GIVEN DATA |
═══
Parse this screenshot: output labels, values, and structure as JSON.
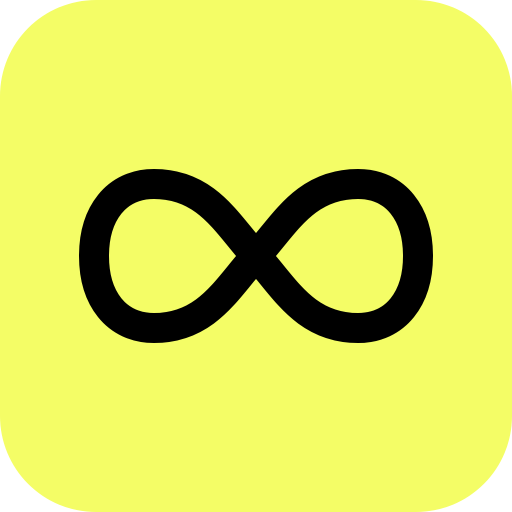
{
  "app_icon": {
    "background_color": "#f4fd66",
    "glyph": "infinity-icon",
    "glyph_color": "#000000"
  }
}
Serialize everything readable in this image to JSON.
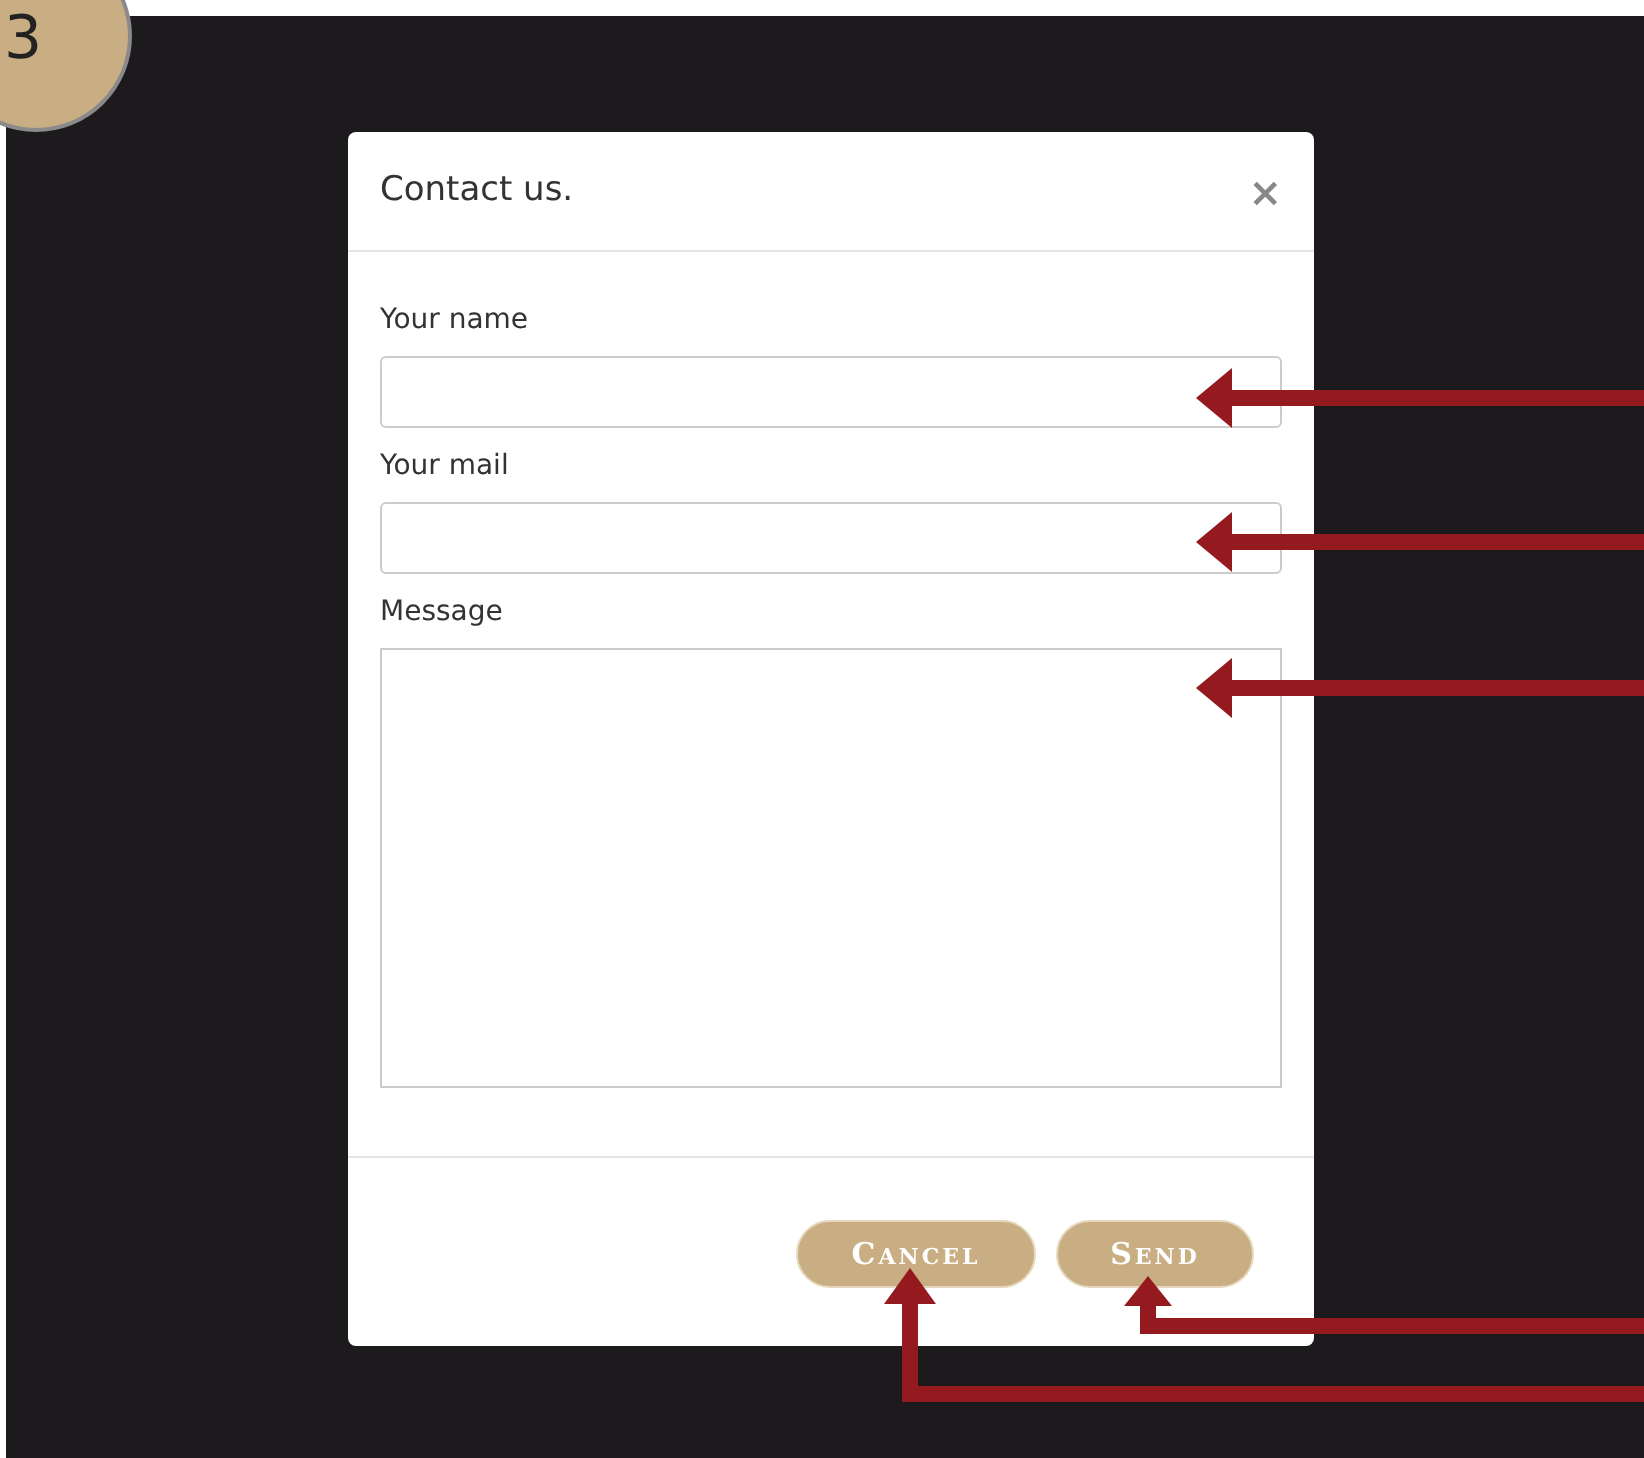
═══
EXERCISE BRIEF |
From the records given above, reproduce all text exactly and exclude each picture.

RESPONSE BELOW |
Parse this screenshot: output labels, values, and structure as JSON.
{
  "app_icon": {
    "background_color": "#f4fd66",
    "glyph": "infinity-icon",
    "glyph_color": "#000000"
  }
}
Serialize everything readable in this image to JSON.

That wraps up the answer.